• Exercise aim:
Each entry needs to be restated exactly as written.

• Data entries:
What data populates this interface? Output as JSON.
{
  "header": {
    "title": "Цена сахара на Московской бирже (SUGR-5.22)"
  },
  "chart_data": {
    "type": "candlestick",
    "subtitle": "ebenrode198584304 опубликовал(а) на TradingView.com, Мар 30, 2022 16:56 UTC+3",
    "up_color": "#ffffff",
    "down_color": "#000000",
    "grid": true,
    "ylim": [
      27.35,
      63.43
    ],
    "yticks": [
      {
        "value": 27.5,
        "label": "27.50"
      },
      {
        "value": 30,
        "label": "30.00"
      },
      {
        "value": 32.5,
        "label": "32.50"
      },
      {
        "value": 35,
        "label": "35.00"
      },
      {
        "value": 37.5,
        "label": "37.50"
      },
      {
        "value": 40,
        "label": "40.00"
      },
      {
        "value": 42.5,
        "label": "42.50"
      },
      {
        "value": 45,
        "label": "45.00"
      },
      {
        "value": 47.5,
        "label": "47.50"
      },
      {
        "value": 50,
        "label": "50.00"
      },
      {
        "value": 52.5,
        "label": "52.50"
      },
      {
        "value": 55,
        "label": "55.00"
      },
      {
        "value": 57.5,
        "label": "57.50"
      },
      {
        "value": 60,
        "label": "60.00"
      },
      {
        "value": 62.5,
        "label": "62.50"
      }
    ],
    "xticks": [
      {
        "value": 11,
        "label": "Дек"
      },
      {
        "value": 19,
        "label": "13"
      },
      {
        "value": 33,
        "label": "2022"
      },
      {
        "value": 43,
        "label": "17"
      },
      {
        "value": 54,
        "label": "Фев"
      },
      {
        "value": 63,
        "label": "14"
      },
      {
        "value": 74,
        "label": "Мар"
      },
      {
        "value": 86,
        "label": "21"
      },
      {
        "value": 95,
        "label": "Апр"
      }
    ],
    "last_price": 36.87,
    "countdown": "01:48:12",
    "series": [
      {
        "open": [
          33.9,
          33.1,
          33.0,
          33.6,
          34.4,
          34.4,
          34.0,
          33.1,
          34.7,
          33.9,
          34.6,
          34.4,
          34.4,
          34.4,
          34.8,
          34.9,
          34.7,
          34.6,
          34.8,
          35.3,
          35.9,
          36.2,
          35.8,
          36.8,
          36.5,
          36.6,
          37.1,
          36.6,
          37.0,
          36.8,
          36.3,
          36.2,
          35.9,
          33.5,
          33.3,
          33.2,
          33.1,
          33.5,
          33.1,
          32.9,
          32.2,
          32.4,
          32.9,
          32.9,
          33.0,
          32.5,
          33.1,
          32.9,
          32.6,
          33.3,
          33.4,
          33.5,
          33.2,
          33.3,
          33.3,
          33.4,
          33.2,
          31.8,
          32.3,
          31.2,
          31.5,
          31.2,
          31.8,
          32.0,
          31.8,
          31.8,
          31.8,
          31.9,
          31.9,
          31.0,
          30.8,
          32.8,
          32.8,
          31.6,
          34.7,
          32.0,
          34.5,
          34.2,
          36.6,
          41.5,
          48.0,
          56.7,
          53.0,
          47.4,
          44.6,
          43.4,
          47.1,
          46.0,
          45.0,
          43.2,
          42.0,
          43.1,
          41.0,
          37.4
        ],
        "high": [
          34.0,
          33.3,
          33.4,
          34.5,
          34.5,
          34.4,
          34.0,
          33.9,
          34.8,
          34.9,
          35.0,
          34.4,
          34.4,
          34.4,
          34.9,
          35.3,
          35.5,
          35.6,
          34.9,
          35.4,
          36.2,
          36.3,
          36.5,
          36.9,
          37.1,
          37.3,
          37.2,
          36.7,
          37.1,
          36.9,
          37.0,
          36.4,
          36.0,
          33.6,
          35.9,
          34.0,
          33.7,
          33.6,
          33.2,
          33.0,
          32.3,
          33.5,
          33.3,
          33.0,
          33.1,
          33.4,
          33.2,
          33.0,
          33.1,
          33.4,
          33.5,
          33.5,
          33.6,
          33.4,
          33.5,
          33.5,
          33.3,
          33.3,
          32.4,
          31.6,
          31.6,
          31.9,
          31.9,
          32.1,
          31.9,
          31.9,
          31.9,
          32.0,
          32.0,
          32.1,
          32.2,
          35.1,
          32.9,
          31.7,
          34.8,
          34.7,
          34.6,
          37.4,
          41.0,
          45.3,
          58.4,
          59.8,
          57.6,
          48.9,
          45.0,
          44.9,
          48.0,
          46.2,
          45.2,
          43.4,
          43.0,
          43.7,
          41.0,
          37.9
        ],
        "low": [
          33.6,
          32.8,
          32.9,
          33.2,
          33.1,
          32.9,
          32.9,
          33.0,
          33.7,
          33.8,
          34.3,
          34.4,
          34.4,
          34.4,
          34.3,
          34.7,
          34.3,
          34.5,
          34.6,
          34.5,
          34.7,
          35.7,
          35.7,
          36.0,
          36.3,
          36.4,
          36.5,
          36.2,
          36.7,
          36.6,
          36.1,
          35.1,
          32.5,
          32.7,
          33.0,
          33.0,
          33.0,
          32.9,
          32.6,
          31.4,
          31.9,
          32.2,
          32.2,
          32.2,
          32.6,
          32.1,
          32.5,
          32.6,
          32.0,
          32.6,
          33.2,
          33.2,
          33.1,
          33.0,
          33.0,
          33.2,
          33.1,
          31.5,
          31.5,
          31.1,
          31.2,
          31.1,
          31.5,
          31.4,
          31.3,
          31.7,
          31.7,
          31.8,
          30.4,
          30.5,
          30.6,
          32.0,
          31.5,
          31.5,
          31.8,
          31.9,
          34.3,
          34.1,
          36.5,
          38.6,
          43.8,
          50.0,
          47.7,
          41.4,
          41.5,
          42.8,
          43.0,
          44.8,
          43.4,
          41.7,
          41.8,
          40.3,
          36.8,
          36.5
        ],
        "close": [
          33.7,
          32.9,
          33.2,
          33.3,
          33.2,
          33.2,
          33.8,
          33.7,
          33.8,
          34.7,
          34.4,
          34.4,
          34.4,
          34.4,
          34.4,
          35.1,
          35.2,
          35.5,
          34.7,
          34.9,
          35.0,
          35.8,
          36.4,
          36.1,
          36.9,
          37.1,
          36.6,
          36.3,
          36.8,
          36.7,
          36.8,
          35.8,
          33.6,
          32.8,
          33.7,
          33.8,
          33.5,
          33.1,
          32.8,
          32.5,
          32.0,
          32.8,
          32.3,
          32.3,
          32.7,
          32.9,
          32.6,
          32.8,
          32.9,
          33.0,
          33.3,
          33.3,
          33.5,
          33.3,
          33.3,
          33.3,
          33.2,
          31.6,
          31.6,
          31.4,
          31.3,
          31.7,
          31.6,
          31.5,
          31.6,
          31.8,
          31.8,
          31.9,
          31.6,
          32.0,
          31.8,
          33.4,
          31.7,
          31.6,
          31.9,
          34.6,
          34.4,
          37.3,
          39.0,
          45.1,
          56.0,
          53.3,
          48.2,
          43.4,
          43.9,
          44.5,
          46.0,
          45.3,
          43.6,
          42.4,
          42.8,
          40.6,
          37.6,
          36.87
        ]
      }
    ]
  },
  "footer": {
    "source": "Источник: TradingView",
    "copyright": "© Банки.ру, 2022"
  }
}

• Written solution:
What data populates this interface? Output as JSON.
{
  "header": {
    "title": "Цена сахара на Московской бирже (SUGR-5.22)"
  },
  "chart_data": {
    "type": "candlestick",
    "subtitle": "ebenrode198584304 опубликовал(а) на TradingView.com, Мар 30, 2022 16:56 UTC+3",
    "up_color": "#ffffff",
    "down_color": "#000000",
    "grid": true,
    "ylim": [
      27.35,
      63.43
    ],
    "yticks": [
      {
        "value": 27.5,
        "label": "27.50"
      },
      {
        "value": 30,
        "label": "30.00"
      },
      {
        "value": 32.5,
        "label": "32.50"
      },
      {
        "value": 35,
        "label": "35.00"
      },
      {
        "value": 37.5,
        "label": "37.50"
      },
      {
        "value": 40,
        "label": "40.00"
      },
      {
        "value": 42.5,
        "label": "42.50"
      },
      {
        "value": 45,
        "label": "45.00"
      },
      {
        "value": 47.5,
        "label": "47.50"
      },
      {
        "value": 50,
        "label": "50.00"
      },
      {
        "value": 52.5,
        "label": "52.50"
      },
      {
        "value": 55,
        "label": "55.00"
      },
      {
        "value": 57.5,
        "label": "57.50"
      },
      {
        "value": 60,
        "label": "60.00"
      },
      {
        "value": 62.5,
        "label": "62.50"
      }
    ],
    "xticks": [
      {
        "value": 11,
        "label": "Дек"
      },
      {
        "value": 19,
        "label": "13"
      },
      {
        "value": 33,
        "label": "2022"
      },
      {
        "value": 43,
        "label": "17"
      },
      {
        "value": 54,
        "label": "Фев"
      },
      {
        "value": 63,
        "label": "14"
      },
      {
        "value": 74,
        "label": "Мар"
      },
      {
        "value": 86,
        "label": "21"
      },
      {
        "value": 95,
        "label": "Апр"
      }
    ],
    "last_price": 36.87,
    "countdown": "01:48:12",
    "series": [
      {
        "open": [
          33.9,
          33.1,
          33.0,
          33.6,
          34.4,
          34.4,
          34.0,
          33.1,
          34.7,
          33.9,
          34.6,
          34.4,
          34.4,
          34.4,
          34.8,
          34.9,
          34.7,
          34.6,
          34.8,
          35.3,
          35.9,
          36.2,
          35.8,
          36.8,
          36.5,
          36.6,
          37.1,
          36.6,
          37.0,
          36.8,
          36.3,
          36.2,
          35.9,
          33.5,
          33.3,
          33.2,
          33.1,
          33.5,
          33.1,
          32.9,
          32.2,
          32.4,
          32.9,
          32.9,
          33.0,
          32.5,
          33.1,
          32.9,
          32.6,
          33.3,
          33.4,
          33.5,
          33.2,
          33.3,
          33.3,
          33.4,
          33.2,
          31.8,
          32.3,
          31.2,
          31.5,
          31.2,
          31.8,
          32.0,
          31.8,
          31.8,
          31.8,
          31.9,
          31.9,
          31.0,
          30.8,
          32.8,
          32.8,
          31.6,
          34.7,
          32.0,
          34.5,
          34.2,
          36.6,
          41.5,
          48.0,
          56.7,
          53.0,
          47.4,
          44.6,
          43.4,
          47.1,
          46.0,
          45.0,
          43.2,
          42.0,
          43.1,
          41.0,
          37.4
        ],
        "high": [
          34.0,
          33.3,
          33.4,
          34.5,
          34.5,
          34.4,
          34.0,
          33.9,
          34.8,
          34.9,
          35.0,
          34.4,
          34.4,
          34.4,
          34.9,
          35.3,
          35.5,
          35.6,
          34.9,
          35.4,
          36.2,
          36.3,
          36.5,
          36.9,
          37.1,
          37.3,
          37.2,
          36.7,
          37.1,
          36.9,
          37.0,
          36.4,
          36.0,
          33.6,
          35.9,
          34.0,
          33.7,
          33.6,
          33.2,
          33.0,
          32.3,
          33.5,
          33.3,
          33.0,
          33.1,
          33.4,
          33.2,
          33.0,
          33.1,
          33.4,
          33.5,
          33.5,
          33.6,
          33.4,
          33.5,
          33.5,
          33.3,
          33.3,
          32.4,
          31.6,
          31.6,
          31.9,
          31.9,
          32.1,
          31.9,
          31.9,
          31.9,
          32.0,
          32.0,
          32.1,
          32.2,
          35.1,
          32.9,
          31.7,
          34.8,
          34.7,
          34.6,
          37.4,
          41.0,
          45.3,
          58.4,
          59.8,
          57.6,
          48.9,
          45.0,
          44.9,
          48.0,
          46.2,
          45.2,
          43.4,
          43.0,
          43.7,
          41.0,
          37.9
        ],
        "low": [
          33.6,
          32.8,
          32.9,
          33.2,
          33.1,
          32.9,
          32.9,
          33.0,
          33.7,
          33.8,
          34.3,
          34.4,
          34.4,
          34.4,
          34.3,
          34.7,
          34.3,
          34.5,
          34.6,
          34.5,
          34.7,
          35.7,
          35.7,
          36.0,
          36.3,
          36.4,
          36.5,
          36.2,
          36.7,
          36.6,
          36.1,
          35.1,
          32.5,
          32.7,
          33.0,
          33.0,
          33.0,
          32.9,
          32.6,
          31.4,
          31.9,
          32.2,
          32.2,
          32.2,
          32.6,
          32.1,
          32.5,
          32.6,
          32.0,
          32.6,
          33.2,
          33.2,
          33.1,
          33.0,
          33.0,
          33.2,
          33.1,
          31.5,
          31.5,
          31.1,
          31.2,
          31.1,
          31.5,
          31.4,
          31.3,
          31.7,
          31.7,
          31.8,
          30.4,
          30.5,
          30.6,
          32.0,
          31.5,
          31.5,
          31.8,
          31.9,
          34.3,
          34.1,
          36.5,
          38.6,
          43.8,
          50.0,
          47.7,
          41.4,
          41.5,
          42.8,
          43.0,
          44.8,
          43.4,
          41.7,
          41.8,
          40.3,
          36.8,
          36.5
        ],
        "close": [
          33.7,
          32.9,
          33.2,
          33.3,
          33.2,
          33.2,
          33.8,
          33.7,
          33.8,
          34.7,
          34.4,
          34.4,
          34.4,
          34.4,
          34.4,
          35.1,
          35.2,
          35.5,
          34.7,
          34.9,
          35.0,
          35.8,
          36.4,
          36.1,
          36.9,
          37.1,
          36.6,
          36.3,
          36.8,
          36.7,
          36.8,
          35.8,
          33.6,
          32.8,
          33.7,
          33.8,
          33.5,
          33.1,
          32.8,
          32.5,
          32.0,
          32.8,
          32.3,
          32.3,
          32.7,
          32.9,
          32.6,
          32.8,
          32.9,
          33.0,
          33.3,
          33.3,
          33.5,
          33.3,
          33.3,
          33.3,
          33.2,
          31.6,
          31.6,
          31.4,
          31.3,
          31.7,
          31.6,
          31.5,
          31.6,
          31.8,
          31.8,
          31.9,
          31.6,
          32.0,
          31.8,
          33.4,
          31.7,
          31.6,
          31.9,
          34.6,
          34.4,
          37.3,
          39.0,
          45.1,
          56.0,
          53.3,
          48.2,
          43.4,
          43.9,
          44.5,
          46.0,
          45.3,
          43.6,
          42.4,
          42.8,
          40.6,
          37.6,
          36.87
        ]
      }
    ]
  },
  "footer": {
    "source": "Источник: TradingView",
    "copyright": "© Банки.ру, 2022"
  }
}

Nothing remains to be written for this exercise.